Aim of the task. Write out every entry word for word.

Record set.

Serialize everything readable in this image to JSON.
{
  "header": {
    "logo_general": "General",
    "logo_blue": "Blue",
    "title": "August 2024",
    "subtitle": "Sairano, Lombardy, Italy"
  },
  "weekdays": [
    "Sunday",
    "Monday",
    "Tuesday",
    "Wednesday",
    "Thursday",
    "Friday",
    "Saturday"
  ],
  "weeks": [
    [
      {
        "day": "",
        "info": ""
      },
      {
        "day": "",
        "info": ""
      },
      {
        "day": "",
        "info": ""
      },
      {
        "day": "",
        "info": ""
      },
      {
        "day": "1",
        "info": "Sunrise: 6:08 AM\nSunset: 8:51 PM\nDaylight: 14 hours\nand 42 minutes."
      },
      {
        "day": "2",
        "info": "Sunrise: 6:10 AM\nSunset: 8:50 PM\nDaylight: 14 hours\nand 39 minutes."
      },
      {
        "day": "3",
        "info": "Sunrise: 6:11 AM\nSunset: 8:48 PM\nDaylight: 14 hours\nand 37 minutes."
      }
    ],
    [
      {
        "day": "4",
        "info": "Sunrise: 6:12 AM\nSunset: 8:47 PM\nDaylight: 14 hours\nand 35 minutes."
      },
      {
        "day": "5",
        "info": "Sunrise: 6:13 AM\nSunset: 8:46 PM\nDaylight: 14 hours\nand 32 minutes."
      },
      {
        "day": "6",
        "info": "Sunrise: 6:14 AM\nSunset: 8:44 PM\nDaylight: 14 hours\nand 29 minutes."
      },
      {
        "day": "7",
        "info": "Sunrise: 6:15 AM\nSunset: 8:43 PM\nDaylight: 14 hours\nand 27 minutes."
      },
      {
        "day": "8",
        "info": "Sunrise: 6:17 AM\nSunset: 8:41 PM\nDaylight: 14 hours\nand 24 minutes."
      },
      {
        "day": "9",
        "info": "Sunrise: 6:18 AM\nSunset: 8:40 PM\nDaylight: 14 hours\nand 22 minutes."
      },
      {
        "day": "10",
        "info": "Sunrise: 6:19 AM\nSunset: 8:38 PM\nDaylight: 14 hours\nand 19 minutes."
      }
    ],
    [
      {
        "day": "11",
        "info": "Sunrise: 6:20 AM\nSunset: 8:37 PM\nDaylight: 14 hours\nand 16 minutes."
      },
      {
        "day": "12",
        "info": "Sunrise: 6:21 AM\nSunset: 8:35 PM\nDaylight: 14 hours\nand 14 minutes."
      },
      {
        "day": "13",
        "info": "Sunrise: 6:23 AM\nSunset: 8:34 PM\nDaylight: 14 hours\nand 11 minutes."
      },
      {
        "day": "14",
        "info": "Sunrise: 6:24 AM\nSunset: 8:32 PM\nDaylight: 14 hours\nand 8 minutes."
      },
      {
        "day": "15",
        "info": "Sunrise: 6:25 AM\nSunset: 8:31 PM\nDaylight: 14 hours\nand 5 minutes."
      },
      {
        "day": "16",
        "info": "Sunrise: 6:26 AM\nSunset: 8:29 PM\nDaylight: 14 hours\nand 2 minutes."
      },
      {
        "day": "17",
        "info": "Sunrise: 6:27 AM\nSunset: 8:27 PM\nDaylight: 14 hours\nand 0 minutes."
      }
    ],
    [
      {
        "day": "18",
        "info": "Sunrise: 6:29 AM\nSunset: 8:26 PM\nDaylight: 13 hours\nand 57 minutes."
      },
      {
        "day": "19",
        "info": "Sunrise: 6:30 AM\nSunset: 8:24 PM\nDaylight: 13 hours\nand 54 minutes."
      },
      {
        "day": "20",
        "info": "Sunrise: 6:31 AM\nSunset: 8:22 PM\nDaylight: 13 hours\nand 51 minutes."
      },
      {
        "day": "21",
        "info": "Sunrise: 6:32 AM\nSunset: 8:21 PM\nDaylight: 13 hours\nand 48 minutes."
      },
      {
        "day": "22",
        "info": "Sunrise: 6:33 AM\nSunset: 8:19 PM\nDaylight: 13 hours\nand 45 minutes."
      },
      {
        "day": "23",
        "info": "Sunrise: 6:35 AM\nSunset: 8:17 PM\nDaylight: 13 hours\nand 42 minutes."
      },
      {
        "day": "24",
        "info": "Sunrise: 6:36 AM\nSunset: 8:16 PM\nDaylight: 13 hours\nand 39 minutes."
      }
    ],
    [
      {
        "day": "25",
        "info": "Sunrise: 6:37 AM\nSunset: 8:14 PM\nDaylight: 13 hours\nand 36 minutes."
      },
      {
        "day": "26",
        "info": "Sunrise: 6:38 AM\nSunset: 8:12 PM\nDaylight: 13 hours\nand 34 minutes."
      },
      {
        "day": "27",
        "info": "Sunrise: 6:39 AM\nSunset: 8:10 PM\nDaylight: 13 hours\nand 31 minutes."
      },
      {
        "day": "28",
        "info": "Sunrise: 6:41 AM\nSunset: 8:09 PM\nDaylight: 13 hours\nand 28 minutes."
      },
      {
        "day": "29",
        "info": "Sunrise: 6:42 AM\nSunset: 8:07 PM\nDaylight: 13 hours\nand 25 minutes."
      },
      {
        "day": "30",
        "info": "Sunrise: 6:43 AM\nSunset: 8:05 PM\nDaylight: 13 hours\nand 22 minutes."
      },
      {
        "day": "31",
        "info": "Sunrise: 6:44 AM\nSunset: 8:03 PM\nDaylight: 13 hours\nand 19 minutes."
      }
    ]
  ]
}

Solution to this exercise.
Serialize everything readable in this image to JSON.
{
  "header": {
    "logo_general": "General",
    "logo_blue": "Blue",
    "title": "August 2024",
    "subtitle": "Sairano, Lombardy, Italy"
  },
  "weekdays": [
    "Sunday",
    "Monday",
    "Tuesday",
    "Wednesday",
    "Thursday",
    "Friday",
    "Saturday"
  ],
  "weeks": [
    [
      {
        "day": "",
        "info": ""
      },
      {
        "day": "",
        "info": ""
      },
      {
        "day": "",
        "info": ""
      },
      {
        "day": "",
        "info": ""
      },
      {
        "day": "1",
        "info": "Sunrise: 6:08 AM\nSunset: 8:51 PM\nDaylight: 14 hours\nand 42 minutes."
      },
      {
        "day": "2",
        "info": "Sunrise: 6:10 AM\nSunset: 8:50 PM\nDaylight: 14 hours\nand 39 minutes."
      },
      {
        "day": "3",
        "info": "Sunrise: 6:11 AM\nSunset: 8:48 PM\nDaylight: 14 hours\nand 37 minutes."
      }
    ],
    [
      {
        "day": "4",
        "info": "Sunrise: 6:12 AM\nSunset: 8:47 PM\nDaylight: 14 hours\nand 35 minutes."
      },
      {
        "day": "5",
        "info": "Sunrise: 6:13 AM\nSunset: 8:46 PM\nDaylight: 14 hours\nand 32 minutes."
      },
      {
        "day": "6",
        "info": "Sunrise: 6:14 AM\nSunset: 8:44 PM\nDaylight: 14 hours\nand 29 minutes."
      },
      {
        "day": "7",
        "info": "Sunrise: 6:15 AM\nSunset: 8:43 PM\nDaylight: 14 hours\nand 27 minutes."
      },
      {
        "day": "8",
        "info": "Sunrise: 6:17 AM\nSunset: 8:41 PM\nDaylight: 14 hours\nand 24 minutes."
      },
      {
        "day": "9",
        "info": "Sunrise: 6:18 AM\nSunset: 8:40 PM\nDaylight: 14 hours\nand 22 minutes."
      },
      {
        "day": "10",
        "info": "Sunrise: 6:19 AM\nSunset: 8:38 PM\nDaylight: 14 hours\nand 19 minutes."
      }
    ],
    [
      {
        "day": "11",
        "info": "Sunrise: 6:20 AM\nSunset: 8:37 PM\nDaylight: 14 hours\nand 16 minutes."
      },
      {
        "day": "12",
        "info": "Sunrise: 6:21 AM\nSunset: 8:35 PM\nDaylight: 14 hours\nand 14 minutes."
      },
      {
        "day": "13",
        "info": "Sunrise: 6:23 AM\nSunset: 8:34 PM\nDaylight: 14 hours\nand 11 minutes."
      },
      {
        "day": "14",
        "info": "Sunrise: 6:24 AM\nSunset: 8:32 PM\nDaylight: 14 hours\nand 8 minutes."
      },
      {
        "day": "15",
        "info": "Sunrise: 6:25 AM\nSunset: 8:31 PM\nDaylight: 14 hours\nand 5 minutes."
      },
      {
        "day": "16",
        "info": "Sunrise: 6:26 AM\nSunset: 8:29 PM\nDaylight: 14 hours\nand 2 minutes."
      },
      {
        "day": "17",
        "info": "Sunrise: 6:27 AM\nSunset: 8:27 PM\nDaylight: 14 hours\nand 0 minutes."
      }
    ],
    [
      {
        "day": "18",
        "info": "Sunrise: 6:29 AM\nSunset: 8:26 PM\nDaylight: 13 hours\nand 57 minutes."
      },
      {
        "day": "19",
        "info": "Sunrise: 6:30 AM\nSunset: 8:24 PM\nDaylight: 13 hours\nand 54 minutes."
      },
      {
        "day": "20",
        "info": "Sunrise: 6:31 AM\nSunset: 8:22 PM\nDaylight: 13 hours\nand 51 minutes."
      },
      {
        "day": "21",
        "info": "Sunrise: 6:32 AM\nSunset: 8:21 PM\nDaylight: 13 hours\nand 48 minutes."
      },
      {
        "day": "22",
        "info": "Sunrise: 6:33 AM\nSunset: 8:19 PM\nDaylight: 13 hours\nand 45 minutes."
      },
      {
        "day": "23",
        "info": "Sunrise: 6:35 AM\nSunset: 8:17 PM\nDaylight: 13 hours\nand 42 minutes."
      },
      {
        "day": "24",
        "info": "Sunrise: 6:36 AM\nSunset: 8:16 PM\nDaylight: 13 hours\nand 39 minutes."
      }
    ],
    [
      {
        "day": "25",
        "info": "Sunrise: 6:37 AM\nSunset: 8:14 PM\nDaylight: 13 hours\nand 36 minutes."
      },
      {
        "day": "26",
        "info": "Sunrise: 6:38 AM\nSunset: 8:12 PM\nDaylight: 13 hours\nand 34 minutes."
      },
      {
        "day": "27",
        "info": "Sunrise: 6:39 AM\nSunset: 8:10 PM\nDaylight: 13 hours\nand 31 minutes."
      },
      {
        "day": "28",
        "info": "Sunrise: 6:41 AM\nSunset: 8:09 PM\nDaylight: 13 hours\nand 28 minutes."
      },
      {
        "day": "29",
        "info": "Sunrise: 6:42 AM\nSunset: 8:07 PM\nDaylight: 13 hours\nand 25 minutes."
      },
      {
        "day": "30",
        "info": "Sunrise: 6:43 AM\nSunset: 8:05 PM\nDaylight: 13 hours\nand 22 minutes."
      },
      {
        "day": "31",
        "info": "Sunrise: 6:44 AM\nSunset: 8:03 PM\nDaylight: 13 hours\nand 19 minutes."
      }
    ]
  ]
}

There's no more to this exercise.